## Prompt
All entries must be repeated exactly; do not include the pictures.

── Provided material

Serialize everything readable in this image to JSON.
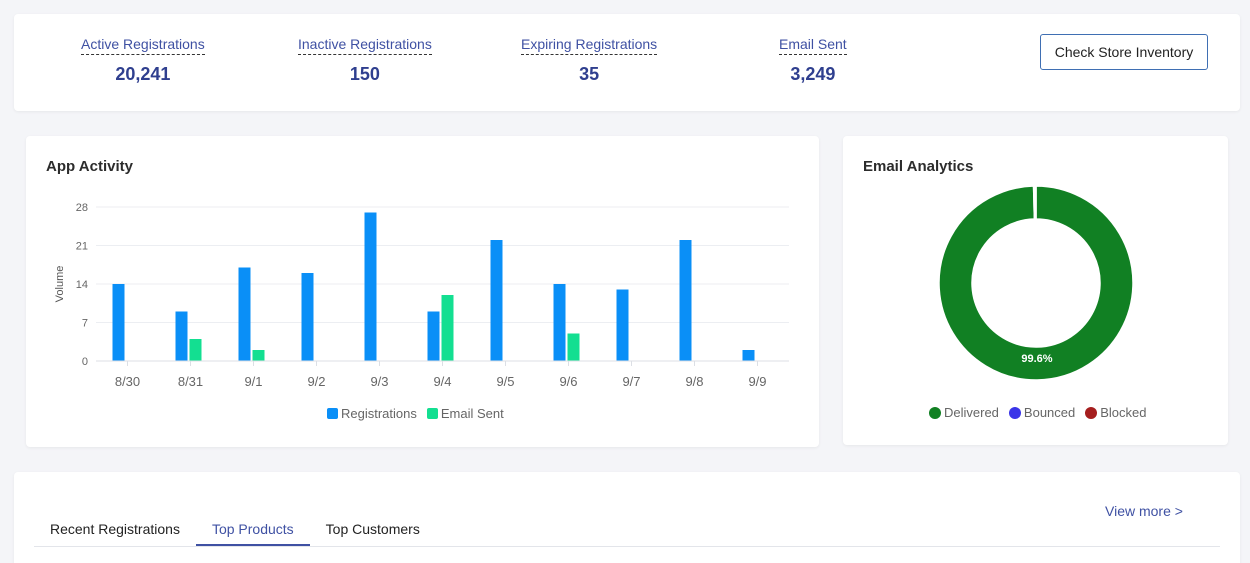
{
  "stats": [
    {
      "label": "Active Registrations",
      "value": "20,241"
    },
    {
      "label": "Inactive Registrations",
      "value": "150"
    },
    {
      "label": "Expiring Registrations",
      "value": "35"
    },
    {
      "label": "Email Sent",
      "value": "3,249"
    }
  ],
  "inventory_button": "Check Store Inventory",
  "activity": {
    "title": "App Activity",
    "legend": [
      "Registrations",
      "Email Sent"
    ]
  },
  "email_analytics": {
    "title": "Email Analytics",
    "center_label": "99.6%",
    "legend": [
      "Delivered",
      "Bounced",
      "Blocked"
    ]
  },
  "tabs": [
    "Recent Registrations",
    "Top Products",
    "Top Customers"
  ],
  "active_tab": "Top Products",
  "view_more": "View more >",
  "colors": {
    "registrations": "#0a8ff7",
    "email_sent": "#13df91",
    "delivered": "#118023",
    "bounced": "#3a35e8",
    "blocked": "#a51e1e",
    "accent": "#3f51a3"
  },
  "chart_data": [
    {
      "type": "bar",
      "title": "App Activity",
      "xlabel": "",
      "ylabel": "Volume",
      "categories": [
        "8/30",
        "8/31",
        "9/1",
        "9/2",
        "9/3",
        "9/4",
        "9/5",
        "9/6",
        "9/7",
        "9/8",
        "9/9"
      ],
      "series": [
        {
          "name": "Registrations",
          "values": [
            14,
            9,
            17,
            16,
            27,
            9,
            22,
            14,
            13,
            22,
            2
          ]
        },
        {
          "name": "Email Sent",
          "values": [
            0,
            4,
            2,
            0,
            0,
            12,
            0,
            5,
            0,
            0,
            0
          ]
        }
      ],
      "yticks": [
        0,
        7,
        14,
        21,
        28
      ],
      "ylim": [
        0,
        28
      ],
      "grid": true,
      "legend_position": "bottom"
    },
    {
      "type": "pie",
      "title": "Email Analytics",
      "donut": true,
      "labels": [
        "Delivered",
        "Bounced",
        "Blocked"
      ],
      "values": [
        99.6,
        0.2,
        0.2
      ],
      "data_labels": [
        "99.6%"
      ],
      "legend_position": "bottom"
    }
  ]
}
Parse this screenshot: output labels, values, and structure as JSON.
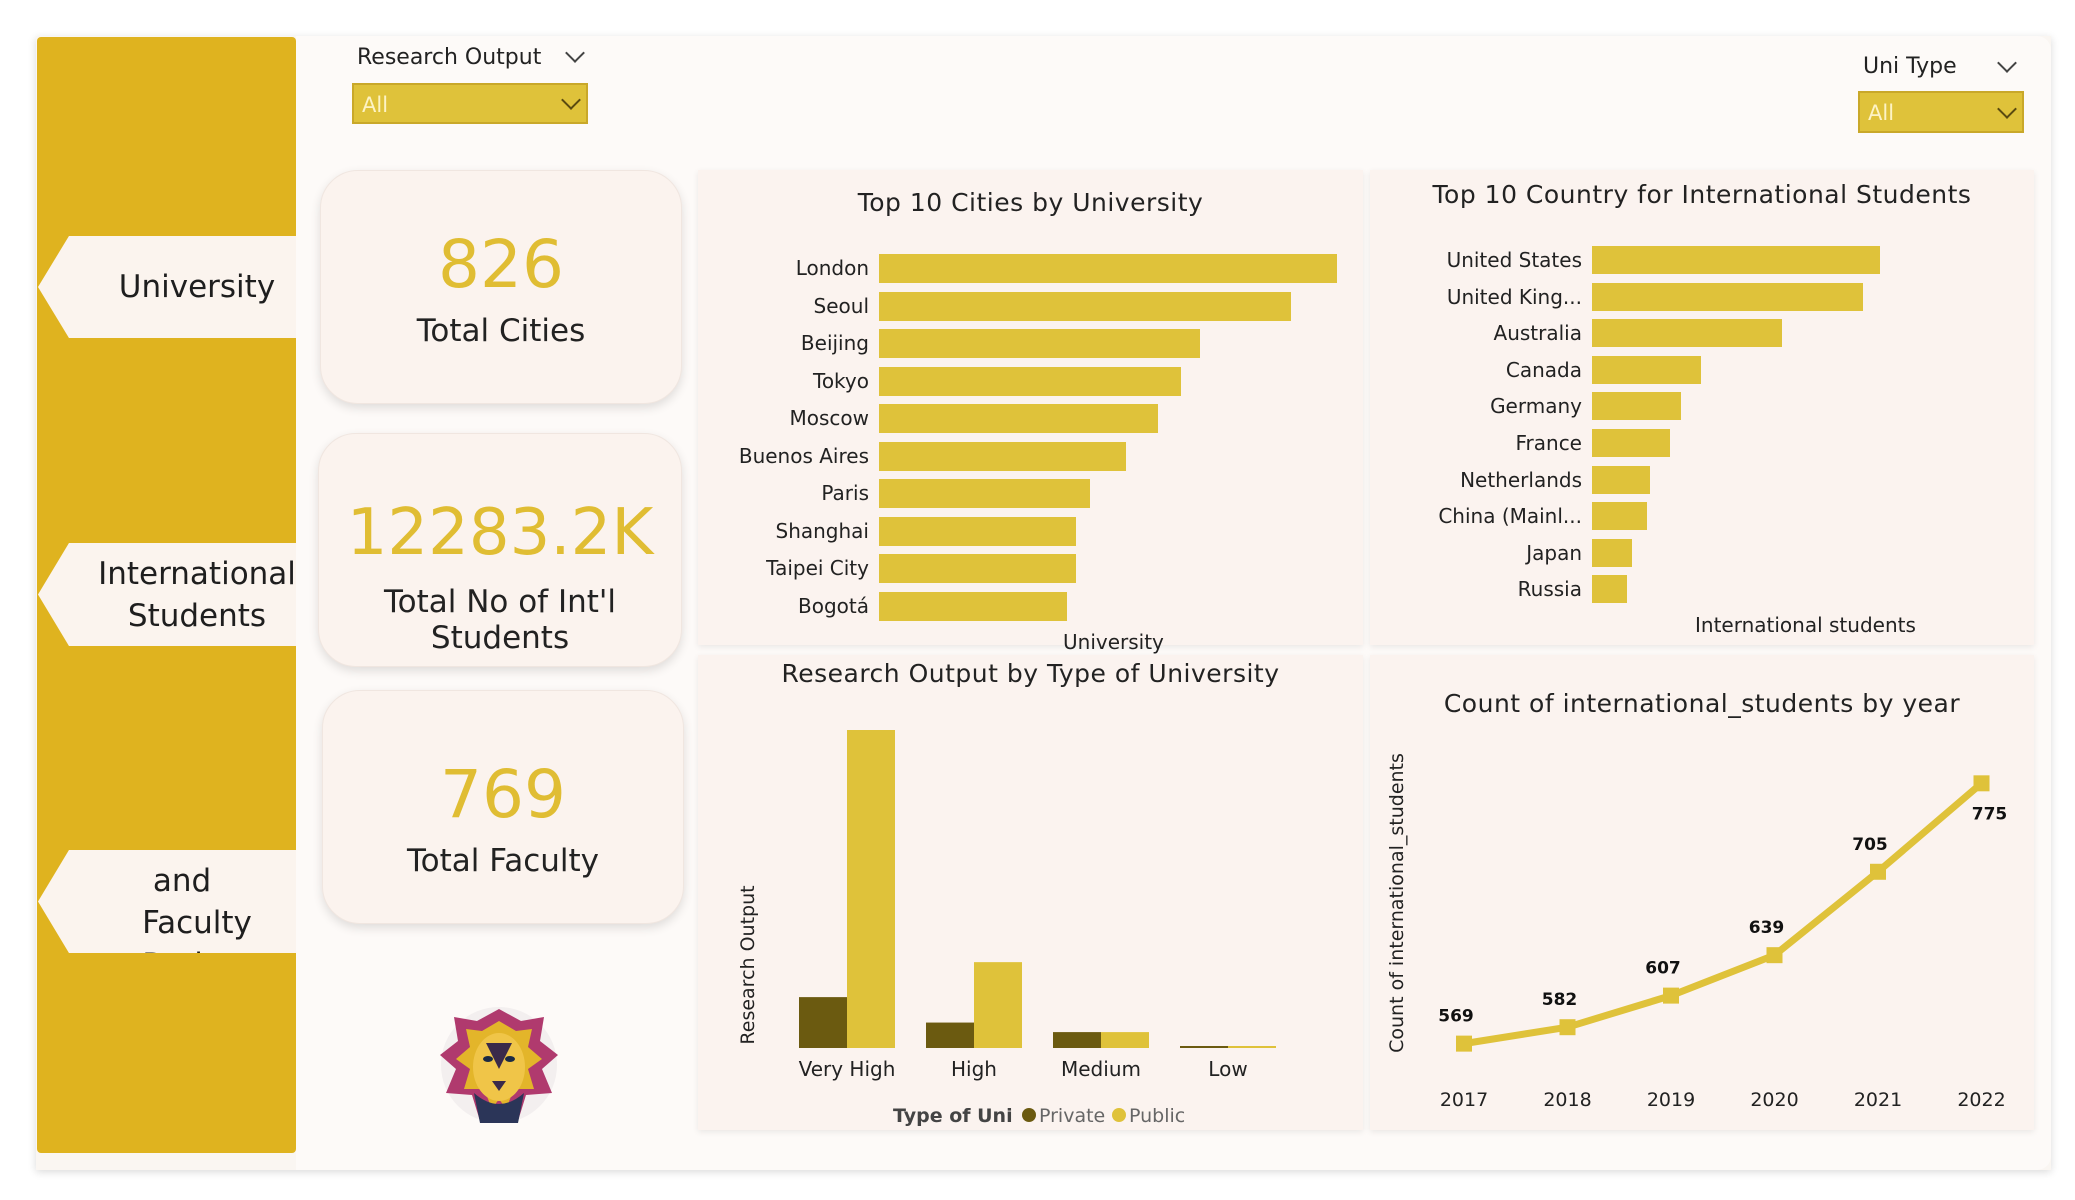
{
  "nav": {
    "items": [
      {
        "label_line1": "University",
        "label_line2": ""
      },
      {
        "label_line1": "International",
        "label_line2": "Students"
      },
      {
        "label_line1": "Research and",
        "label_line2": "Faculty Ratio"
      }
    ]
  },
  "filters": {
    "research_output": {
      "label": "Research Output",
      "value": "All"
    },
    "uni_type": {
      "label": "Uni Type",
      "value": "All"
    }
  },
  "kpis": {
    "cities": {
      "value": "826",
      "label": "Total Cities"
    },
    "students": {
      "value": "12283.2K",
      "label": "Total No of Int'l Students"
    },
    "faculty": {
      "value": "769",
      "label": "Total Faculty"
    }
  },
  "chart_data": [
    {
      "id": "cities",
      "type": "bar",
      "orientation": "horizontal",
      "title": "Top 10 Cities by University",
      "xlabel": "University",
      "categories": [
        "London",
        "Seoul",
        "Beijing",
        "Tokyo",
        "Moscow",
        "Buenos Aires",
        "Paris",
        "Shanghai",
        "Taipei City",
        "Bogotá"
      ],
      "values": [
        100,
        90,
        70,
        66,
        61,
        54,
        46,
        43,
        43,
        41
      ],
      "color": "#dfc23a"
    },
    {
      "id": "countries",
      "type": "bar",
      "orientation": "horizontal",
      "title": "Top 10 Country for International Students",
      "xlabel": "International students",
      "categories": [
        "United States",
        "United King...",
        "Australia",
        "Canada",
        "Germany",
        "France",
        "Netherlands",
        "China (Mainl...",
        "Japan",
        "Russia"
      ],
      "values": [
        100,
        94,
        66,
        38,
        31,
        27,
        20,
        19,
        14,
        12
      ],
      "color": "#dfc23a"
    },
    {
      "id": "research",
      "type": "bar",
      "title": "Research Output by Type of University",
      "ylabel": "Research Output",
      "categories": [
        "Very High",
        "High",
        "Medium",
        "Low"
      ],
      "series": [
        {
          "name": "Private",
          "values": [
            16,
            8,
            5,
            0.5
          ],
          "color": "#6b5a10"
        },
        {
          "name": "Public",
          "values": [
            100,
            27,
            5,
            0.5
          ],
          "color": "#dfc23a"
        }
      ],
      "legend_title": "Type of Uni"
    },
    {
      "id": "yearly",
      "type": "line",
      "title": "Count of international_students by year",
      "ylabel": "Count of international_students",
      "x": [
        "2017",
        "2018",
        "2019",
        "2020",
        "2021",
        "2022"
      ],
      "values": [
        569,
        582,
        607,
        639,
        705,
        775
      ],
      "ylim": [
        560,
        780
      ],
      "color": "#dfc23a"
    }
  ]
}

────

## Result of this exercise
Serialize everything readable in this image to JSON.
{
  "stats": [
    {
      "label": "Active Registrations",
      "value": "20,241"
    },
    {
      "label": "Inactive Registrations",
      "value": "150"
    },
    {
      "label": "Expiring Registrations",
      "value": "35"
    },
    {
      "label": "Email Sent",
      "value": "3,249"
    }
  ],
  "inventory_button": "Check Store Inventory",
  "activity": {
    "title": "App Activity",
    "legend": [
      "Registrations",
      "Email Sent"
    ]
  },
  "email_analytics": {
    "title": "Email Analytics",
    "center_label": "99.6%",
    "legend": [
      "Delivered",
      "Bounced",
      "Blocked"
    ]
  },
  "tabs": [
    "Recent Registrations",
    "Top Products",
    "Top Customers"
  ],
  "active_tab": "Top Products",
  "view_more": "View more >",
  "colors": {
    "registrations": "#0a8ff7",
    "email_sent": "#13df91",
    "delivered": "#118023",
    "bounced": "#3a35e8",
    "blocked": "#a51e1e",
    "accent": "#3f51a3"
  },
  "chart_data": [
    {
      "type": "bar",
      "title": "App Activity",
      "xlabel": "",
      "ylabel": "Volume",
      "categories": [
        "8/30",
        "8/31",
        "9/1",
        "9/2",
        "9/3",
        "9/4",
        "9/5",
        "9/6",
        "9/7",
        "9/8",
        "9/9"
      ],
      "series": [
        {
          "name": "Registrations",
          "values": [
            14,
            9,
            17,
            16,
            27,
            9,
            22,
            14,
            13,
            22,
            2
          ]
        },
        {
          "name": "Email Sent",
          "values": [
            0,
            4,
            2,
            0,
            0,
            12,
            0,
            5,
            0,
            0,
            0
          ]
        }
      ],
      "yticks": [
        0,
        7,
        14,
        21,
        28
      ],
      "ylim": [
        0,
        28
      ],
      "grid": true,
      "legend_position": "bottom"
    },
    {
      "type": "pie",
      "title": "Email Analytics",
      "donut": true,
      "labels": [
        "Delivered",
        "Bounced",
        "Blocked"
      ],
      "values": [
        99.6,
        0.2,
        0.2
      ],
      "data_labels": [
        "99.6%"
      ],
      "legend_position": "bottom"
    }
  ]
}
Parse this screenshot: output labels, values, and structure as JSON.
{
  "nav": {
    "items": [
      {
        "label_line1": "University",
        "label_line2": ""
      },
      {
        "label_line1": "International",
        "label_line2": "Students"
      },
      {
        "label_line1": "Research and",
        "label_line2": "Faculty Ratio"
      }
    ]
  },
  "filters": {
    "research_output": {
      "label": "Research Output",
      "value": "All"
    },
    "uni_type": {
      "label": "Uni Type",
      "value": "All"
    }
  },
  "kpis": {
    "cities": {
      "value": "826",
      "label": "Total Cities"
    },
    "students": {
      "value": "12283.2K",
      "label": "Total No of Int'l Students"
    },
    "faculty": {
      "value": "769",
      "label": "Total Faculty"
    }
  },
  "chart_data": [
    {
      "id": "cities",
      "type": "bar",
      "orientation": "horizontal",
      "title": "Top 10 Cities by University",
      "xlabel": "University",
      "categories": [
        "London",
        "Seoul",
        "Beijing",
        "Tokyo",
        "Moscow",
        "Buenos Aires",
        "Paris",
        "Shanghai",
        "Taipei City",
        "Bogotá"
      ],
      "values": [
        100,
        90,
        70,
        66,
        61,
        54,
        46,
        43,
        43,
        41
      ],
      "color": "#dfc23a"
    },
    {
      "id": "countries",
      "type": "bar",
      "orientation": "horizontal",
      "title": "Top 10 Country for International Students",
      "xlabel": "International students",
      "categories": [
        "United States",
        "United King...",
        "Australia",
        "Canada",
        "Germany",
        "France",
        "Netherlands",
        "China (Mainl...",
        "Japan",
        "Russia"
      ],
      "values": [
        100,
        94,
        66,
        38,
        31,
        27,
        20,
        19,
        14,
        12
      ],
      "color": "#dfc23a"
    },
    {
      "id": "research",
      "type": "bar",
      "title": "Research Output by Type of University",
      "ylabel": "Research Output",
      "categories": [
        "Very High",
        "High",
        "Medium",
        "Low"
      ],
      "series": [
        {
          "name": "Private",
          "values": [
            16,
            8,
            5,
            0.5
          ],
          "color": "#6b5a10"
        },
        {
          "name": "Public",
          "values": [
            100,
            27,
            5,
            0.5
          ],
          "color": "#dfc23a"
        }
      ],
      "legend_title": "Type of Uni"
    },
    {
      "id": "yearly",
      "type": "line",
      "title": "Count of international_students by year",
      "ylabel": "Count of international_students",
      "x": [
        "2017",
        "2018",
        "2019",
        "2020",
        "2021",
        "2022"
      ],
      "values": [
        569,
        582,
        607,
        639,
        705,
        775
      ],
      "ylim": [
        560,
        780
      ],
      "color": "#dfc23a"
    }
  ]
}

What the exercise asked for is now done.